**Exercise details**
The records below are to be quoted in full; please keep every word exact.
----- Items -----
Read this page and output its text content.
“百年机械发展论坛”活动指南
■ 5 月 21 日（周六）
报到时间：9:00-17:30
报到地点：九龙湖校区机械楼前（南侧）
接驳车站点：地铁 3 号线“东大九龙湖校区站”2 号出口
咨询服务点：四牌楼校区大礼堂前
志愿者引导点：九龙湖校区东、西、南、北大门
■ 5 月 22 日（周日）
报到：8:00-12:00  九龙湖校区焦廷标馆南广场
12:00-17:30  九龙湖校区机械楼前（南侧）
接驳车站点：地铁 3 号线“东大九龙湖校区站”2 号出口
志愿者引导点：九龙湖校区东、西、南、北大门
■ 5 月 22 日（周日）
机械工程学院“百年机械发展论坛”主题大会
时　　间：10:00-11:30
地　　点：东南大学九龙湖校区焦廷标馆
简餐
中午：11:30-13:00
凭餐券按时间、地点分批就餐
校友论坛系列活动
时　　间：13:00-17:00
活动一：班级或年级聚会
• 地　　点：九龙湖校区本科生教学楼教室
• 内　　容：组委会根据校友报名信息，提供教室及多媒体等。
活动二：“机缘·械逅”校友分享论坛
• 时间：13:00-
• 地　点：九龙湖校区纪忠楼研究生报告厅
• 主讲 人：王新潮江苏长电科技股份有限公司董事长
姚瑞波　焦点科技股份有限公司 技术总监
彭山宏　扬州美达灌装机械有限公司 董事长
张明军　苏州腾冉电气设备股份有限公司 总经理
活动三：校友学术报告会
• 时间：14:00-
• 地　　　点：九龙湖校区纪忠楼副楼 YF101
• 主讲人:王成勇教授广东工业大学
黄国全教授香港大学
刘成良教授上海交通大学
-----
**Result of the task**
Read this page and output its text content.
“百年机械发展论坛”活动指南
■ 5 月 21 日（周六）
报到时间：9:00-17:30
报到地点：九龙湖校区机械楼前（南侧）
接驳车站点：地铁 3 号线“东大九龙湖校区站”2 号出口
咨询服务点：四牌楼校区大礼堂前
志愿者引导点：九龙湖校区东、西、南、北大门
■ 5 月 22 日（周日）
报到：8:00-12:00  九龙湖校区焦廷标馆南广场
12:00-17:30  九龙湖校区机械楼前（南侧）
接驳车站点：地铁 3 号线“东大九龙湖校区站”2 号出口
志愿者引导点：九龙湖校区东、西、南、北大门
■ 5 月 22 日（周日）
机械工程学院“百年机械发展论坛”主题大会
时　　间：10:00-11:30
地　　点：东南大学九龙湖校区焦廷标馆
简餐
中午：11:30-13:00
凭餐券按时间、地点分批就餐
校友论坛系列活动
时　　间：13:00-17:00
活动一：班级或年级聚会
• 地　　点：九龙湖校区本科生教学楼教室
• 内　　容：组委会根据校友报名信息，提供教室及多媒体等。
活动二：“机缘·械逅”校友分享论坛
• 时间：13:00-
• 地　点：九龙湖校区纪忠楼研究生报告厅
• 主讲 人：王新潮江苏长电科技股份有限公司董事长
姚瑞波　焦点科技股份有限公司 技术总监
彭山宏　扬州美达灌装机械有限公司 董事长
张明军　苏州腾冉电气设备股份有限公司 总经理
活动三：校友学术报告会
• 时间：14:00-
• 地　　　点：九龙湖校区纪忠楼副楼 YF101
• 主讲人:王成勇教授广东工业大学
黄国全教授香港大学
刘成良教授上海交通大学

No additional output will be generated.